**What you are asked to do**
The records that follow must be printed exactly as they are.

**Extracts from a graphics dataset**
========

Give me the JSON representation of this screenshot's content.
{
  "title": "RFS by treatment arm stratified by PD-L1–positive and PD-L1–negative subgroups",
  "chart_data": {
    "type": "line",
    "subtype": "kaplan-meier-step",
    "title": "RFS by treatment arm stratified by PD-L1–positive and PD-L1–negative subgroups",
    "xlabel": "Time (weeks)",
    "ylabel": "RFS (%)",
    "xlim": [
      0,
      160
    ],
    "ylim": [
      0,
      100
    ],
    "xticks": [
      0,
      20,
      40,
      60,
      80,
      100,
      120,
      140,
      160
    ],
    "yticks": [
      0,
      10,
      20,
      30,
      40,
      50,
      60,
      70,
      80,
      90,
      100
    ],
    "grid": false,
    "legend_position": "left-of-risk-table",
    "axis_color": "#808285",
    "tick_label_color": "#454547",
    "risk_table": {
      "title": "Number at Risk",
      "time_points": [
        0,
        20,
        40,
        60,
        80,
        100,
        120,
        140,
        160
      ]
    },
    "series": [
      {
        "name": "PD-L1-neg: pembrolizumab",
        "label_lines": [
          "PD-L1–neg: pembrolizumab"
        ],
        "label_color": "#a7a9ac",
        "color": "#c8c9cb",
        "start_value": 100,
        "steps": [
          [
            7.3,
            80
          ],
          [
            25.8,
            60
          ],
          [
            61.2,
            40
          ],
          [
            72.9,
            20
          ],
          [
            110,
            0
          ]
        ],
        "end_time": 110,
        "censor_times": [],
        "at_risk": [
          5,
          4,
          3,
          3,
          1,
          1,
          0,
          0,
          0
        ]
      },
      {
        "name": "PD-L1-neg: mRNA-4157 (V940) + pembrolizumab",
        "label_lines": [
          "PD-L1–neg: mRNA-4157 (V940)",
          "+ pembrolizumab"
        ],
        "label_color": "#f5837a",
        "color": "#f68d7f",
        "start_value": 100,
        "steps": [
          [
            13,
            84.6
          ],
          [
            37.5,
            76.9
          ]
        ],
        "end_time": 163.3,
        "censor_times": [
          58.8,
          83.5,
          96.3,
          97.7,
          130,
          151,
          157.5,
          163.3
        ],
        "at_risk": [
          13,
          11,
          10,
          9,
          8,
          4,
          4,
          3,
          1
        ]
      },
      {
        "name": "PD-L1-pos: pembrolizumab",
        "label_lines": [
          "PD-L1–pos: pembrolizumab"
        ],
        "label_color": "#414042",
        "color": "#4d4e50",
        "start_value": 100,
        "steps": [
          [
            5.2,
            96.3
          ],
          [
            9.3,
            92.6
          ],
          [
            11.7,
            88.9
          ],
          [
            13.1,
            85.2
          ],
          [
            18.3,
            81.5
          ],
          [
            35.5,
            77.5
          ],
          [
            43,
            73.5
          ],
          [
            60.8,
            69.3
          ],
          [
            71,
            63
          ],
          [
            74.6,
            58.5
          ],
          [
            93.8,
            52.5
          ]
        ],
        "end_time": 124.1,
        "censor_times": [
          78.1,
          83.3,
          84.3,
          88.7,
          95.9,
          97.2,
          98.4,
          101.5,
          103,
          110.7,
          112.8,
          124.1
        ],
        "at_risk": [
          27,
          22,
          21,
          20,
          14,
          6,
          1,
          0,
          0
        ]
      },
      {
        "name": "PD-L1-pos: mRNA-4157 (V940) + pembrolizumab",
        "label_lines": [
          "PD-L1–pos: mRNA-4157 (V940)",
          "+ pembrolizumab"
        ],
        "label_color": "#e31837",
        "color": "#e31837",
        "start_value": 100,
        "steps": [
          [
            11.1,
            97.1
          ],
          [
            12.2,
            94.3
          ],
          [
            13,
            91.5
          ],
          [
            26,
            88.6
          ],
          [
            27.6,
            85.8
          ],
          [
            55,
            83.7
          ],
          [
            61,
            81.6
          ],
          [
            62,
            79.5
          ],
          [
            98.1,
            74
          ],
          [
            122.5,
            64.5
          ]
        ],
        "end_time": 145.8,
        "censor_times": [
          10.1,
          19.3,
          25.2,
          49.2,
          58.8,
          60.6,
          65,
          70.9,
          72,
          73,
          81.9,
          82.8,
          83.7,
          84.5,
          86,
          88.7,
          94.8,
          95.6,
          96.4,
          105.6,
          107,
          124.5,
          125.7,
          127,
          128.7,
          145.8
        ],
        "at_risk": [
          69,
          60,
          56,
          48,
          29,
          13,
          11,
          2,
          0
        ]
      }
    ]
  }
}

========

**The completed task**
Give me the JSON representation of this screenshot's content.
{
  "title": "RFS by treatment arm stratified by PD-L1–positive and PD-L1–negative subgroups",
  "chart_data": {
    "type": "line",
    "subtype": "kaplan-meier-step",
    "title": "RFS by treatment arm stratified by PD-L1–positive and PD-L1–negative subgroups",
    "xlabel": "Time (weeks)",
    "ylabel": "RFS (%)",
    "xlim": [
      0,
      160
    ],
    "ylim": [
      0,
      100
    ],
    "xticks": [
      0,
      20,
      40,
      60,
      80,
      100,
      120,
      140,
      160
    ],
    "yticks": [
      0,
      10,
      20,
      30,
      40,
      50,
      60,
      70,
      80,
      90,
      100
    ],
    "grid": false,
    "legend_position": "left-of-risk-table",
    "axis_color": "#808285",
    "tick_label_color": "#454547",
    "risk_table": {
      "title": "Number at Risk",
      "time_points": [
        0,
        20,
        40,
        60,
        80,
        100,
        120,
        140,
        160
      ]
    },
    "series": [
      {
        "name": "PD-L1-neg: pembrolizumab",
        "label_lines": [
          "PD-L1–neg: pembrolizumab"
        ],
        "label_color": "#a7a9ac",
        "color": "#c8c9cb",
        "start_value": 100,
        "steps": [
          [
            7.3,
            80
          ],
          [
            25.8,
            60
          ],
          [
            61.2,
            40
          ],
          [
            72.9,
            20
          ],
          [
            110,
            0
          ]
        ],
        "end_time": 110,
        "censor_times": [],
        "at_risk": [
          5,
          4,
          3,
          3,
          1,
          1,
          0,
          0,
          0
        ]
      },
      {
        "name": "PD-L1-neg: mRNA-4157 (V940) + pembrolizumab",
        "label_lines": [
          "PD-L1–neg: mRNA-4157 (V940)",
          "+ pembrolizumab"
        ],
        "label_color": "#f5837a",
        "color": "#f68d7f",
        "start_value": 100,
        "steps": [
          [
            13,
            84.6
          ],
          [
            37.5,
            76.9
          ]
        ],
        "end_time": 163.3,
        "censor_times": [
          58.8,
          83.5,
          96.3,
          97.7,
          130,
          151,
          157.5,
          163.3
        ],
        "at_risk": [
          13,
          11,
          10,
          9,
          8,
          4,
          4,
          3,
          1
        ]
      },
      {
        "name": "PD-L1-pos: pembrolizumab",
        "label_lines": [
          "PD-L1–pos: pembrolizumab"
        ],
        "label_color": "#414042",
        "color": "#4d4e50",
        "start_value": 100,
        "steps": [
          [
            5.2,
            96.3
          ],
          [
            9.3,
            92.6
          ],
          [
            11.7,
            88.9
          ],
          [
            13.1,
            85.2
          ],
          [
            18.3,
            81.5
          ],
          [
            35.5,
            77.5
          ],
          [
            43,
            73.5
          ],
          [
            60.8,
            69.3
          ],
          [
            71,
            63
          ],
          [
            74.6,
            58.5
          ],
          [
            93.8,
            52.5
          ]
        ],
        "end_time": 124.1,
        "censor_times": [
          78.1,
          83.3,
          84.3,
          88.7,
          95.9,
          97.2,
          98.4,
          101.5,
          103,
          110.7,
          112.8,
          124.1
        ],
        "at_risk": [
          27,
          22,
          21,
          20,
          14,
          6,
          1,
          0,
          0
        ]
      },
      {
        "name": "PD-L1-pos: mRNA-4157 (V940) + pembrolizumab",
        "label_lines": [
          "PD-L1–pos: mRNA-4157 (V940)",
          "+ pembrolizumab"
        ],
        "label_color": "#e31837",
        "color": "#e31837",
        "start_value": 100,
        "steps": [
          [
            11.1,
            97.1
          ],
          [
            12.2,
            94.3
          ],
          [
            13,
            91.5
          ],
          [
            26,
            88.6
          ],
          [
            27.6,
            85.8
          ],
          [
            55,
            83.7
          ],
          [
            61,
            81.6
          ],
          [
            62,
            79.5
          ],
          [
            98.1,
            74
          ],
          [
            122.5,
            64.5
          ]
        ],
        "end_time": 145.8,
        "censor_times": [
          10.1,
          19.3,
          25.2,
          49.2,
          58.8,
          60.6,
          65,
          70.9,
          72,
          73,
          81.9,
          82.8,
          83.7,
          84.5,
          86,
          88.7,
          94.8,
          95.6,
          96.4,
          105.6,
          107,
          124.5,
          125.7,
          127,
          128.7,
          145.8
        ],
        "at_risk": [
          69,
          60,
          56,
          48,
          29,
          13,
          11,
          2,
          0
        ]
      }
    ]
  }
}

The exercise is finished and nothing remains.